#### [Excerpted data]

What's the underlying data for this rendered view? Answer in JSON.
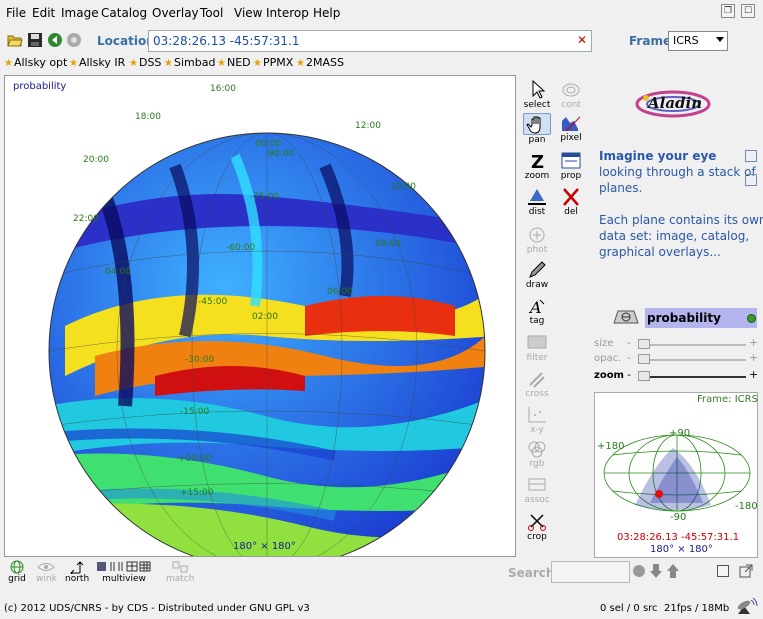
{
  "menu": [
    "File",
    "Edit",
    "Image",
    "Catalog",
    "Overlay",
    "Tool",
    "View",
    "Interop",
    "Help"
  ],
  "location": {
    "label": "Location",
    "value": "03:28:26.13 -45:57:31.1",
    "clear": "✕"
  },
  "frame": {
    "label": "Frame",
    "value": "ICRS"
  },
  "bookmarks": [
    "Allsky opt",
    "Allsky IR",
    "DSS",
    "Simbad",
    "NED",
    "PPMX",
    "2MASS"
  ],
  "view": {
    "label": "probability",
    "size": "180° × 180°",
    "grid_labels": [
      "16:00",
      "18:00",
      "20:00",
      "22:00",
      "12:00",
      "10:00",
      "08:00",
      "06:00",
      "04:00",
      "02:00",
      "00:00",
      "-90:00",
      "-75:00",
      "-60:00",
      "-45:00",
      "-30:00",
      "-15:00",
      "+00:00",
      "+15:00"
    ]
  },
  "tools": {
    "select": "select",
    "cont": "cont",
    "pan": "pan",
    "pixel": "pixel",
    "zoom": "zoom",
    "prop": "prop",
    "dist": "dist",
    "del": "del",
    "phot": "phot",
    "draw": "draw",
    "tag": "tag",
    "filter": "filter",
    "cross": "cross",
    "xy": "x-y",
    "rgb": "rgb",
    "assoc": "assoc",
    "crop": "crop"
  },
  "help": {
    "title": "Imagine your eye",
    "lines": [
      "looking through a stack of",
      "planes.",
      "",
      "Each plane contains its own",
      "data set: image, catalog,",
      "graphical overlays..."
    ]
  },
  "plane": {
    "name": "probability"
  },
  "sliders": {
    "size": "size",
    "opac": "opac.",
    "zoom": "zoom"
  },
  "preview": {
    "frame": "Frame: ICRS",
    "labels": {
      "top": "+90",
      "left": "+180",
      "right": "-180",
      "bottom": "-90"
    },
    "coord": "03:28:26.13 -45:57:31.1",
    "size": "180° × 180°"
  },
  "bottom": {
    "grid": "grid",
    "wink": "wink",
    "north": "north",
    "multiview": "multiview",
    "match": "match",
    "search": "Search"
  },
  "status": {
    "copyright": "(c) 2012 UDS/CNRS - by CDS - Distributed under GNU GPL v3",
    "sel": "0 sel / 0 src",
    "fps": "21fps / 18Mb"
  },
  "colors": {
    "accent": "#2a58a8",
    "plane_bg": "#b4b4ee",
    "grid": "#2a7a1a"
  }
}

#### [Stated task]
Extract all the entries word for word; omit any pictures.

#### [Finished answer]
What's the underlying data for this rendered view? Answer in JSON.
{
  "menu": [
    "File",
    "Edit",
    "Image",
    "Catalog",
    "Overlay",
    "Tool",
    "View",
    "Interop",
    "Help"
  ],
  "location": {
    "label": "Location",
    "value": "03:28:26.13 -45:57:31.1",
    "clear": "✕"
  },
  "frame": {
    "label": "Frame",
    "value": "ICRS"
  },
  "bookmarks": [
    "Allsky opt",
    "Allsky IR",
    "DSS",
    "Simbad",
    "NED",
    "PPMX",
    "2MASS"
  ],
  "view": {
    "label": "probability",
    "size": "180° × 180°",
    "grid_labels": [
      "16:00",
      "18:00",
      "20:00",
      "22:00",
      "12:00",
      "10:00",
      "08:00",
      "06:00",
      "04:00",
      "02:00",
      "00:00",
      "-90:00",
      "-75:00",
      "-60:00",
      "-45:00",
      "-30:00",
      "-15:00",
      "+00:00",
      "+15:00"
    ]
  },
  "tools": {
    "select": "select",
    "cont": "cont",
    "pan": "pan",
    "pixel": "pixel",
    "zoom": "zoom",
    "prop": "prop",
    "dist": "dist",
    "del": "del",
    "phot": "phot",
    "draw": "draw",
    "tag": "tag",
    "filter": "filter",
    "cross": "cross",
    "xy": "x-y",
    "rgb": "rgb",
    "assoc": "assoc",
    "crop": "crop"
  },
  "help": {
    "title": "Imagine your eye",
    "lines": [
      "looking through a stack of",
      "planes.",
      "",
      "Each plane contains its own",
      "data set: image, catalog,",
      "graphical overlays..."
    ]
  },
  "plane": {
    "name": "probability"
  },
  "sliders": {
    "size": "size",
    "opac": "opac.",
    "zoom": "zoom"
  },
  "preview": {
    "frame": "Frame: ICRS",
    "labels": {
      "top": "+90",
      "left": "+180",
      "right": "-180",
      "bottom": "-90"
    },
    "coord": "03:28:26.13 -45:57:31.1",
    "size": "180° × 180°"
  },
  "bottom": {
    "grid": "grid",
    "wink": "wink",
    "north": "north",
    "multiview": "multiview",
    "match": "match",
    "search": "Search"
  },
  "status": {
    "copyright": "(c) 2012 UDS/CNRS - by CDS - Distributed under GNU GPL v3",
    "sel": "0 sel / 0 src",
    "fps": "21fps / 18Mb"
  },
  "colors": {
    "accent": "#2a58a8",
    "plane_bg": "#b4b4ee",
    "grid": "#2a7a1a"
  }
}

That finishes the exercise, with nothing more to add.